## PROBLEM
Pick out each line with the word "this" from the material that follows.

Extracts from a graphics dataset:
## begin

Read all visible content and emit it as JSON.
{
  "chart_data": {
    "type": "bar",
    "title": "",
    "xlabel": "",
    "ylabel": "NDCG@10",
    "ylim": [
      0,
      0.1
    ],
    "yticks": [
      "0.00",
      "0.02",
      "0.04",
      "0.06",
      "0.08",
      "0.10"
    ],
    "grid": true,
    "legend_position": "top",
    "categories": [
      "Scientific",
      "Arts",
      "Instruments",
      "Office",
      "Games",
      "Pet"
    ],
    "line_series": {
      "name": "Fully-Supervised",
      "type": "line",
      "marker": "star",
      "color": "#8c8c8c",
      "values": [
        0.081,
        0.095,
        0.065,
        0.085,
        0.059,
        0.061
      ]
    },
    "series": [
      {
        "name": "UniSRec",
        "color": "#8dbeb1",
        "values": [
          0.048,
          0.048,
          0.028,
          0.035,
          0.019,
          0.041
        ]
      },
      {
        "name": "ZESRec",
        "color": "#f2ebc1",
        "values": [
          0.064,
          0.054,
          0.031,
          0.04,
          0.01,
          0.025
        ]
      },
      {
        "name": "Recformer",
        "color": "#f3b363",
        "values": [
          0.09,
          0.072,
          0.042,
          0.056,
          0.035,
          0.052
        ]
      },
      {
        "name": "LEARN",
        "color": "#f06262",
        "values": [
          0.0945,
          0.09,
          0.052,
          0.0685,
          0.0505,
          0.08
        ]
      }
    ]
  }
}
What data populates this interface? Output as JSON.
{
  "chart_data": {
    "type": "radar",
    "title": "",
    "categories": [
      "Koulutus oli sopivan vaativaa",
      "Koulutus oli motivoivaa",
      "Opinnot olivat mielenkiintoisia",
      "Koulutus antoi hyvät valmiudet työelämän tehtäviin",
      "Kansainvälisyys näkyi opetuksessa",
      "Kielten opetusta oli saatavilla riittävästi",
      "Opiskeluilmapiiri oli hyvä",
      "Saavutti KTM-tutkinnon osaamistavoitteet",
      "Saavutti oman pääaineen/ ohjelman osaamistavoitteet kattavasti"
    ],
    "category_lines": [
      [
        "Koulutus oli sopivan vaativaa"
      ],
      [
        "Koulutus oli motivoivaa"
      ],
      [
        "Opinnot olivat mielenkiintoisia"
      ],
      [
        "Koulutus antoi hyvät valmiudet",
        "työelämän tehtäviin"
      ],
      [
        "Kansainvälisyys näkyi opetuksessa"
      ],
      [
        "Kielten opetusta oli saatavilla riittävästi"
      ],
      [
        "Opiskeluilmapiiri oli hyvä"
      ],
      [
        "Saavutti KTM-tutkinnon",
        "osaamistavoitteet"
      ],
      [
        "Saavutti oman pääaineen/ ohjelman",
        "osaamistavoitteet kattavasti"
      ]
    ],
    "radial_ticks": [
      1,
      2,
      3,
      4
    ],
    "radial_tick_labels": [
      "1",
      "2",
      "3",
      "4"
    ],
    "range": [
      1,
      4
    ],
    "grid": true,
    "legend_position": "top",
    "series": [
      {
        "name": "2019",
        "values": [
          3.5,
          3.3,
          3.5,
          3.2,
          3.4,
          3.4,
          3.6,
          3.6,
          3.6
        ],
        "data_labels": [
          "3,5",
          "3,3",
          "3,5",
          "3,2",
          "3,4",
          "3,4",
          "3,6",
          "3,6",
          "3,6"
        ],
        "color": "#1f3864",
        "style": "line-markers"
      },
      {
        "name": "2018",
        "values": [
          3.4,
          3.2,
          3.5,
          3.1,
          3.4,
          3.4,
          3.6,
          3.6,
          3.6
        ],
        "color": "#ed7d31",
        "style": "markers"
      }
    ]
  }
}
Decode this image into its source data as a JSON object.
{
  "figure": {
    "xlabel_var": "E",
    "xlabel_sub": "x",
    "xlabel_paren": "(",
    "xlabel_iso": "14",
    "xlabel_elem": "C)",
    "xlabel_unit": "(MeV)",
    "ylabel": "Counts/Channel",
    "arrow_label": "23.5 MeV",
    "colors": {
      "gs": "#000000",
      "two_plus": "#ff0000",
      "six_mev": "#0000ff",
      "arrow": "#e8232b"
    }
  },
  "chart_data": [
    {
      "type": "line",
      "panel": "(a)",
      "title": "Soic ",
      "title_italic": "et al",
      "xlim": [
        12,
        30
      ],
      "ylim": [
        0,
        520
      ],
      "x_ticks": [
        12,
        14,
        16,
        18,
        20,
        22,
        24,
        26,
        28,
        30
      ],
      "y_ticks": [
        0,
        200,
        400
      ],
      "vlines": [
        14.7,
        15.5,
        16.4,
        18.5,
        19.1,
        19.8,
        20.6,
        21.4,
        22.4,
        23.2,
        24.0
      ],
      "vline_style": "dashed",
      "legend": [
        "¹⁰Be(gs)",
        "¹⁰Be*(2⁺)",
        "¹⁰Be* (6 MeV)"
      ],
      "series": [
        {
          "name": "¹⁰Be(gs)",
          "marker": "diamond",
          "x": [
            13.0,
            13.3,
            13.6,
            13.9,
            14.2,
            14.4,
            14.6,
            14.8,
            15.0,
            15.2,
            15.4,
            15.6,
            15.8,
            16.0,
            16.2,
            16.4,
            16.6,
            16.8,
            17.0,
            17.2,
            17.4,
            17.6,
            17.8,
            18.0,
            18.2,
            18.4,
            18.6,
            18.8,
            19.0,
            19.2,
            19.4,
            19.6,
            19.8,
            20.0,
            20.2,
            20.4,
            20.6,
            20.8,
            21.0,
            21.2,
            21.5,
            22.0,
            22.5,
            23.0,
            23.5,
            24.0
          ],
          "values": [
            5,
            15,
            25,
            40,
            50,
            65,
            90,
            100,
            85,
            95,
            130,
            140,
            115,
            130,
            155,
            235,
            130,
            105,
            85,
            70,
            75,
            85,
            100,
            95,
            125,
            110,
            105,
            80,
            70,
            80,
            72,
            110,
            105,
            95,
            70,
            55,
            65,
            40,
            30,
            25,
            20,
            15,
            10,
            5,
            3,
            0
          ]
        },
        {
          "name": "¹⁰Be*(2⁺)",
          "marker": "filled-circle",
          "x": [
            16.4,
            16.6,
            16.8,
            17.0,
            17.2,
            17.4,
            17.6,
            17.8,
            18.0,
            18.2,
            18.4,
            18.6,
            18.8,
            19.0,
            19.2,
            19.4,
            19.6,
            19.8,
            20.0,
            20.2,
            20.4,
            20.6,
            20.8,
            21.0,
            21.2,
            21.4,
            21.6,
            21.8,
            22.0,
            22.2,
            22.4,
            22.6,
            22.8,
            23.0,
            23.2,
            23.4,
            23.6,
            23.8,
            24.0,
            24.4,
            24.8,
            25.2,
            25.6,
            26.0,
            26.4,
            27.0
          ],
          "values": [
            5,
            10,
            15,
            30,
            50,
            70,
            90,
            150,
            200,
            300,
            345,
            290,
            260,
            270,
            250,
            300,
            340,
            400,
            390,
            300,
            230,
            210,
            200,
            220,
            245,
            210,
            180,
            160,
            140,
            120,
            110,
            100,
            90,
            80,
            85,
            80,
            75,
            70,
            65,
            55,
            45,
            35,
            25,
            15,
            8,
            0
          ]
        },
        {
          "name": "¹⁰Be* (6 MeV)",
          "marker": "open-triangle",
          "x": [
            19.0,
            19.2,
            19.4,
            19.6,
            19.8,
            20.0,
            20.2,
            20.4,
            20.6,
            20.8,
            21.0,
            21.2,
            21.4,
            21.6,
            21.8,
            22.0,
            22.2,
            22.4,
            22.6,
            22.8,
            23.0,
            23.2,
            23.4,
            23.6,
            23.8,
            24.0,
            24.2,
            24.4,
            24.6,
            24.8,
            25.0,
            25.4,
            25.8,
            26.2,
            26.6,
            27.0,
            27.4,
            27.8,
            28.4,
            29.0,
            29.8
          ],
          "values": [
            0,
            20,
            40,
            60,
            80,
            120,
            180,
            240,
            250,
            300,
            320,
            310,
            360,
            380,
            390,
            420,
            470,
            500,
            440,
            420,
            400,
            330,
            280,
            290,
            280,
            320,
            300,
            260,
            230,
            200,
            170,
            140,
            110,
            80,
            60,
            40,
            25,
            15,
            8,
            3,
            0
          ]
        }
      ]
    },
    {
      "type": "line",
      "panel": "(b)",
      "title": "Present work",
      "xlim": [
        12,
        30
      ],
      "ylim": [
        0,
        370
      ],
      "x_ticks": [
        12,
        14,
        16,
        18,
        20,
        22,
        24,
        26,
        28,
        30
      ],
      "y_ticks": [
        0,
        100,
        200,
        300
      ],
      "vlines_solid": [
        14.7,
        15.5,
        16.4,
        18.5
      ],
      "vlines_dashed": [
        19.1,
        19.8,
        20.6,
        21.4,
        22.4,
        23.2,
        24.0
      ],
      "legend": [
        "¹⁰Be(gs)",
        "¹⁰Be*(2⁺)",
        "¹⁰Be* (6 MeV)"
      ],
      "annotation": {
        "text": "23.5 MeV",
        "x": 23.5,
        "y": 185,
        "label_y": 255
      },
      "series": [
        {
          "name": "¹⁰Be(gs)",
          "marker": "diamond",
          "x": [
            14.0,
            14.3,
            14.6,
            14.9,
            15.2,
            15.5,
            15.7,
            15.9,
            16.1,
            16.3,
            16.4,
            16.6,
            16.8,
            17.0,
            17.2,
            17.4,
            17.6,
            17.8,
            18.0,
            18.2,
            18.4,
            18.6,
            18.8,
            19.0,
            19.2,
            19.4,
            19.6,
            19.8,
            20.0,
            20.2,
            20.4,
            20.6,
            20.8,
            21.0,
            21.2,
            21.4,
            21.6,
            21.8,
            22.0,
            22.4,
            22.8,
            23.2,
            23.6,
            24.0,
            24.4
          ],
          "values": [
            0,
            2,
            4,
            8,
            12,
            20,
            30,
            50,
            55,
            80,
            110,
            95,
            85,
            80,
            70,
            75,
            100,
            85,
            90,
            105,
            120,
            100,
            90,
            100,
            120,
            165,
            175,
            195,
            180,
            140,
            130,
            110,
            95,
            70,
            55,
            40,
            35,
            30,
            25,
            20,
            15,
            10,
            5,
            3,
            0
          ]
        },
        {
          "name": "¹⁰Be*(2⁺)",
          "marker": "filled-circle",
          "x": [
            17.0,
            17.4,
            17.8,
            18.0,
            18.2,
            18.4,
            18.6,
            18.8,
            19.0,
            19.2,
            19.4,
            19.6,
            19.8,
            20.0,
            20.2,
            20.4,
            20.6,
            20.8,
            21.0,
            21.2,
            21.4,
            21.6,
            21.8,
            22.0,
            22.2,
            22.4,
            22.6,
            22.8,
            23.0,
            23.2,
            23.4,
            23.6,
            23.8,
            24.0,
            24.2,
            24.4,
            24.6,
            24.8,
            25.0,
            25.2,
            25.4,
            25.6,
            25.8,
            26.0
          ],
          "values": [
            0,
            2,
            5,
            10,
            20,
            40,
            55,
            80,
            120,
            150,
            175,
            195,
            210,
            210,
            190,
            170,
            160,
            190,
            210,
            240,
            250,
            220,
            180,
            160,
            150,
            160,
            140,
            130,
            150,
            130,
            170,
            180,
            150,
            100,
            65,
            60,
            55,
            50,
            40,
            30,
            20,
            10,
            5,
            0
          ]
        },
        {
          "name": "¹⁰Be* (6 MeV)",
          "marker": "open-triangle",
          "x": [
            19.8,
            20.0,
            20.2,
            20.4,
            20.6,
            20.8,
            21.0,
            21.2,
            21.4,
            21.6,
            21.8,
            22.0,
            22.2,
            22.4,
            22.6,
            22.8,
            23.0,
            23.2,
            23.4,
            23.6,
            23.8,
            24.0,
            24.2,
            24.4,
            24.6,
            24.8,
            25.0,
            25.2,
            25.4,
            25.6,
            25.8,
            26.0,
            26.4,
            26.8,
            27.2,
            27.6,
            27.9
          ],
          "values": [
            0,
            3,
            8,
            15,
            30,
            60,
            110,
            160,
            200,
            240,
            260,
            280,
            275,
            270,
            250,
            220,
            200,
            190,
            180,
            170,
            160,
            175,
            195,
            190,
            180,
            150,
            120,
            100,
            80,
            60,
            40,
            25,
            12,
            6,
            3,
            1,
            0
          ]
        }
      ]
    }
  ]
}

## end

## WRITTEN RESPONSE
What data populates this interface? Output as JSON.
Decode this image into its source data as a JSON object.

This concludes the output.